→ **YOUR GOAL**
Return the entries below verbatim. Pictures stay out.

--------

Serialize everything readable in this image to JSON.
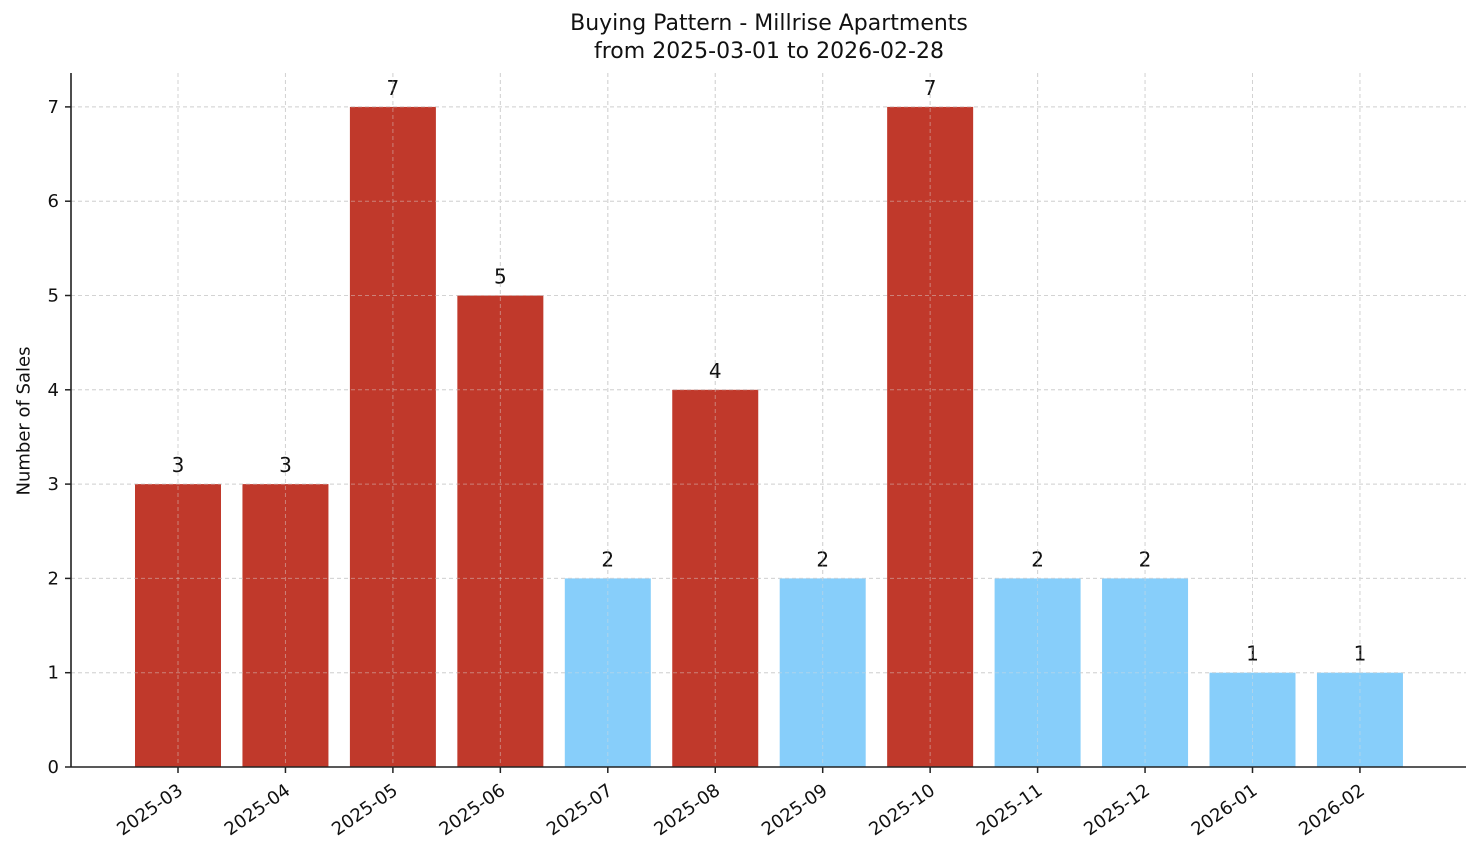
{
  "chart": {
    "title_line1": "Buying Pattern - Millrise Apartments",
    "title_line2": "from 2025-03-01 to 2026-02-28",
    "ylabel": "Number of Sales",
    "colors": {
      "high": "#c0392b",
      "low": "#87cefa"
    }
  },
  "chart_data": {
    "type": "bar",
    "title": "Buying Pattern - Millrise Apartments\nfrom 2025-03-01 to 2026-02-28",
    "xlabel": "",
    "ylabel": "Number of Sales",
    "categories": [
      "2025-03",
      "2025-04",
      "2025-05",
      "2025-06",
      "2025-07",
      "2025-08",
      "2025-09",
      "2025-10",
      "2025-11",
      "2025-12",
      "2026-01",
      "2026-02"
    ],
    "values": [
      3,
      3,
      7,
      5,
      2,
      4,
      2,
      7,
      2,
      2,
      1,
      1
    ],
    "bar_colors": [
      "#c0392b",
      "#c0392b",
      "#c0392b",
      "#c0392b",
      "#87cefa",
      "#c0392b",
      "#87cefa",
      "#c0392b",
      "#87cefa",
      "#87cefa",
      "#87cefa",
      "#87cefa"
    ],
    "data_labels": [
      "3",
      "3",
      "7",
      "5",
      "2",
      "4",
      "2",
      "7",
      "2",
      "2",
      "1",
      "1"
    ],
    "yticks": [
      0,
      1,
      2,
      3,
      4,
      5,
      6,
      7
    ],
    "ylim": [
      0,
      7.35
    ],
    "grid": true,
    "legend": null
  }
}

--------

→ **FINAL RESULT**
Serialize everything readable in this image to JSON.
{
  "chart": {
    "title_line1": "Buying Pattern - Millrise Apartments",
    "title_line2": "from 2025-03-01 to 2026-02-28",
    "ylabel": "Number of Sales",
    "colors": {
      "high": "#c0392b",
      "low": "#87cefa"
    }
  },
  "chart_data": {
    "type": "bar",
    "title": "Buying Pattern - Millrise Apartments\nfrom 2025-03-01 to 2026-02-28",
    "xlabel": "",
    "ylabel": "Number of Sales",
    "categories": [
      "2025-03",
      "2025-04",
      "2025-05",
      "2025-06",
      "2025-07",
      "2025-08",
      "2025-09",
      "2025-10",
      "2025-11",
      "2025-12",
      "2026-01",
      "2026-02"
    ],
    "values": [
      3,
      3,
      7,
      5,
      2,
      4,
      2,
      7,
      2,
      2,
      1,
      1
    ],
    "bar_colors": [
      "#c0392b",
      "#c0392b",
      "#c0392b",
      "#c0392b",
      "#87cefa",
      "#c0392b",
      "#87cefa",
      "#c0392b",
      "#87cefa",
      "#87cefa",
      "#87cefa",
      "#87cefa"
    ],
    "data_labels": [
      "3",
      "3",
      "7",
      "5",
      "2",
      "4",
      "2",
      "7",
      "2",
      "2",
      "1",
      "1"
    ],
    "yticks": [
      0,
      1,
      2,
      3,
      4,
      5,
      6,
      7
    ],
    "ylim": [
      0,
      7.35
    ],
    "grid": true,
    "legend": null
  }
}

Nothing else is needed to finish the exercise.